- [Data records]:
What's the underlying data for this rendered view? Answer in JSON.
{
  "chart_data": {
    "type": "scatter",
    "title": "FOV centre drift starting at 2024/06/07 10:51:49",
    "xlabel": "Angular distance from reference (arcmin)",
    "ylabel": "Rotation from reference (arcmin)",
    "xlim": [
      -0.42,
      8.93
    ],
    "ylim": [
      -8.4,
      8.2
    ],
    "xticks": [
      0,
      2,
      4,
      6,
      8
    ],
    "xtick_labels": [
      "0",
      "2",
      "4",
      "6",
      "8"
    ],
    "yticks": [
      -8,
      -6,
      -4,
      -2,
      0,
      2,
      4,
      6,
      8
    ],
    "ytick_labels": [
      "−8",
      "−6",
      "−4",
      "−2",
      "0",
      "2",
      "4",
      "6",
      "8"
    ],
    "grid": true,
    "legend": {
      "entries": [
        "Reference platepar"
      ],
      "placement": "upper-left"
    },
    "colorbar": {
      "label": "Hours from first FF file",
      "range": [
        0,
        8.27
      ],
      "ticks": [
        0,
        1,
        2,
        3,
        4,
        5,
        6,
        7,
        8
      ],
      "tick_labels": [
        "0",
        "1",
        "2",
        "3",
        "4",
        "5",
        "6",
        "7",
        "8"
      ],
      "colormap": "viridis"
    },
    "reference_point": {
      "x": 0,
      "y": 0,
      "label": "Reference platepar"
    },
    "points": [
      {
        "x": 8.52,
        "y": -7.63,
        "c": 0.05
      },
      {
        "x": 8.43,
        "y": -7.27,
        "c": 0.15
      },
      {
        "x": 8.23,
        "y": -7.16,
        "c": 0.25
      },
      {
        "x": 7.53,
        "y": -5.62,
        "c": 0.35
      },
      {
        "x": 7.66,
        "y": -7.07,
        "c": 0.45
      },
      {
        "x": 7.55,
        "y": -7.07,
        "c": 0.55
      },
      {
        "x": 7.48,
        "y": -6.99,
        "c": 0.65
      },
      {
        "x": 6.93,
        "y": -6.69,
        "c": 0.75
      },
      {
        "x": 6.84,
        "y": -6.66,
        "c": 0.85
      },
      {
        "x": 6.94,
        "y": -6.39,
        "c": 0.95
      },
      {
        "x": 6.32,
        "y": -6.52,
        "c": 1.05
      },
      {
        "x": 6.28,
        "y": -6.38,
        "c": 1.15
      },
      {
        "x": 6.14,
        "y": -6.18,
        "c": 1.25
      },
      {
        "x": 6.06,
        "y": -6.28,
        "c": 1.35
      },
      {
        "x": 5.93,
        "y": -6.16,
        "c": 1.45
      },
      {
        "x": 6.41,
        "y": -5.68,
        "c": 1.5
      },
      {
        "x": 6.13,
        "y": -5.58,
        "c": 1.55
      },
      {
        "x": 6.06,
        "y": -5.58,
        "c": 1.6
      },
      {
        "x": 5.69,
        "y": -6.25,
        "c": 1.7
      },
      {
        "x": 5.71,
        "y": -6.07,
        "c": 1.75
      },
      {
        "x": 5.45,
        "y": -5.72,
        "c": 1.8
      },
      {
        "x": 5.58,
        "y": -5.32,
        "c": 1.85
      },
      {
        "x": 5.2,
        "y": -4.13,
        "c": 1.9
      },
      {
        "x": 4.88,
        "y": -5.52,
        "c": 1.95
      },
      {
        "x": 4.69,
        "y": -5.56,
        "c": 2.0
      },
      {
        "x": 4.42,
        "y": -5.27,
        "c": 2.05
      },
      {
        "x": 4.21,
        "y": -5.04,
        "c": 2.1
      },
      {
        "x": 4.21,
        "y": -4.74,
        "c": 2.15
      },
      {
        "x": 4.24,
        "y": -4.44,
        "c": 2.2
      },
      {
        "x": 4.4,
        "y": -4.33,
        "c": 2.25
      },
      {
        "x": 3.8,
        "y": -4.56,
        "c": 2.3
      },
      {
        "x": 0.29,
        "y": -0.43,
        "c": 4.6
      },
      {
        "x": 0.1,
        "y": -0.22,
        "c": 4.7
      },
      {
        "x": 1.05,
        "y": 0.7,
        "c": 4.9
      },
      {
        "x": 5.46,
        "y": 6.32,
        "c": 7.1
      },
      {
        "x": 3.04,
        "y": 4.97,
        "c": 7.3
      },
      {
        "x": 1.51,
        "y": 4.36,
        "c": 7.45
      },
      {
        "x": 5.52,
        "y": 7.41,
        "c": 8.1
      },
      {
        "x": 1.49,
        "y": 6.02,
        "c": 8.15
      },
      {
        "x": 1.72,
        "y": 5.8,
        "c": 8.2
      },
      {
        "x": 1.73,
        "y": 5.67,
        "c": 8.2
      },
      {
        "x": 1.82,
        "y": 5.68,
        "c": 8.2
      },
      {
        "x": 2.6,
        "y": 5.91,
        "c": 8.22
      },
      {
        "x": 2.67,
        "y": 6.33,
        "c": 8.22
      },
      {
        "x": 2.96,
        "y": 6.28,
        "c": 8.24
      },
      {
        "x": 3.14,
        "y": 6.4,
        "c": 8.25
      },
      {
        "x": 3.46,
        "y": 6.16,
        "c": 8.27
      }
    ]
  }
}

- [Exercise goal]: Copy out the whole listing exactly.

- [Solution for this exercise]:
What's the underlying data for this rendered view? Answer in JSON.
{
  "chart_data": {
    "type": "scatter",
    "title": "FOV centre drift starting at 2024/06/07 10:51:49",
    "xlabel": "Angular distance from reference (arcmin)",
    "ylabel": "Rotation from reference (arcmin)",
    "xlim": [
      -0.42,
      8.93
    ],
    "ylim": [
      -8.4,
      8.2
    ],
    "xticks": [
      0,
      2,
      4,
      6,
      8
    ],
    "xtick_labels": [
      "0",
      "2",
      "4",
      "6",
      "8"
    ],
    "yticks": [
      -8,
      -6,
      -4,
      -2,
      0,
      2,
      4,
      6,
      8
    ],
    "ytick_labels": [
      "−8",
      "−6",
      "−4",
      "−2",
      "0",
      "2",
      "4",
      "6",
      "8"
    ],
    "grid": true,
    "legend": {
      "entries": [
        "Reference platepar"
      ],
      "placement": "upper-left"
    },
    "colorbar": {
      "label": "Hours from first FF file",
      "range": [
        0,
        8.27
      ],
      "ticks": [
        0,
        1,
        2,
        3,
        4,
        5,
        6,
        7,
        8
      ],
      "tick_labels": [
        "0",
        "1",
        "2",
        "3",
        "4",
        "5",
        "6",
        "7",
        "8"
      ],
      "colormap": "viridis"
    },
    "reference_point": {
      "x": 0,
      "y": 0,
      "label": "Reference platepar"
    },
    "points": [
      {
        "x": 8.52,
        "y": -7.63,
        "c": 0.05
      },
      {
        "x": 8.43,
        "y": -7.27,
        "c": 0.15
      },
      {
        "x": 8.23,
        "y": -7.16,
        "c": 0.25
      },
      {
        "x": 7.53,
        "y": -5.62,
        "c": 0.35
      },
      {
        "x": 7.66,
        "y": -7.07,
        "c": 0.45
      },
      {
        "x": 7.55,
        "y": -7.07,
        "c": 0.55
      },
      {
        "x": 7.48,
        "y": -6.99,
        "c": 0.65
      },
      {
        "x": 6.93,
        "y": -6.69,
        "c": 0.75
      },
      {
        "x": 6.84,
        "y": -6.66,
        "c": 0.85
      },
      {
        "x": 6.94,
        "y": -6.39,
        "c": 0.95
      },
      {
        "x": 6.32,
        "y": -6.52,
        "c": 1.05
      },
      {
        "x": 6.28,
        "y": -6.38,
        "c": 1.15
      },
      {
        "x": 6.14,
        "y": -6.18,
        "c": 1.25
      },
      {
        "x": 6.06,
        "y": -6.28,
        "c": 1.35
      },
      {
        "x": 5.93,
        "y": -6.16,
        "c": 1.45
      },
      {
        "x": 6.41,
        "y": -5.68,
        "c": 1.5
      },
      {
        "x": 6.13,
        "y": -5.58,
        "c": 1.55
      },
      {
        "x": 6.06,
        "y": -5.58,
        "c": 1.6
      },
      {
        "x": 5.69,
        "y": -6.25,
        "c": 1.7
      },
      {
        "x": 5.71,
        "y": -6.07,
        "c": 1.75
      },
      {
        "x": 5.45,
        "y": -5.72,
        "c": 1.8
      },
      {
        "x": 5.58,
        "y": -5.32,
        "c": 1.85
      },
      {
        "x": 5.2,
        "y": -4.13,
        "c": 1.9
      },
      {
        "x": 4.88,
        "y": -5.52,
        "c": 1.95
      },
      {
        "x": 4.69,
        "y": -5.56,
        "c": 2.0
      },
      {
        "x": 4.42,
        "y": -5.27,
        "c": 2.05
      },
      {
        "x": 4.21,
        "y": -5.04,
        "c": 2.1
      },
      {
        "x": 4.21,
        "y": -4.74,
        "c": 2.15
      },
      {
        "x": 4.24,
        "y": -4.44,
        "c": 2.2
      },
      {
        "x": 4.4,
        "y": -4.33,
        "c": 2.25
      },
      {
        "x": 3.8,
        "y": -4.56,
        "c": 2.3
      },
      {
        "x": 0.29,
        "y": -0.43,
        "c": 4.6
      },
      {
        "x": 0.1,
        "y": -0.22,
        "c": 4.7
      },
      {
        "x": 1.05,
        "y": 0.7,
        "c": 4.9
      },
      {
        "x": 5.46,
        "y": 6.32,
        "c": 7.1
      },
      {
        "x": 3.04,
        "y": 4.97,
        "c": 7.3
      },
      {
        "x": 1.51,
        "y": 4.36,
        "c": 7.45
      },
      {
        "x": 5.52,
        "y": 7.41,
        "c": 8.1
      },
      {
        "x": 1.49,
        "y": 6.02,
        "c": 8.15
      },
      {
        "x": 1.72,
        "y": 5.8,
        "c": 8.2
      },
      {
        "x": 1.73,
        "y": 5.67,
        "c": 8.2
      },
      {
        "x": 1.82,
        "y": 5.68,
        "c": 8.2
      },
      {
        "x": 2.6,
        "y": 5.91,
        "c": 8.22
      },
      {
        "x": 2.67,
        "y": 6.33,
        "c": 8.22
      },
      {
        "x": 2.96,
        "y": 6.28,
        "c": 8.24
      },
      {
        "x": 3.14,
        "y": 6.4,
        "c": 8.25
      },
      {
        "x": 3.46,
        "y": 6.16,
        "c": 8.27
      }
    ]
  }
}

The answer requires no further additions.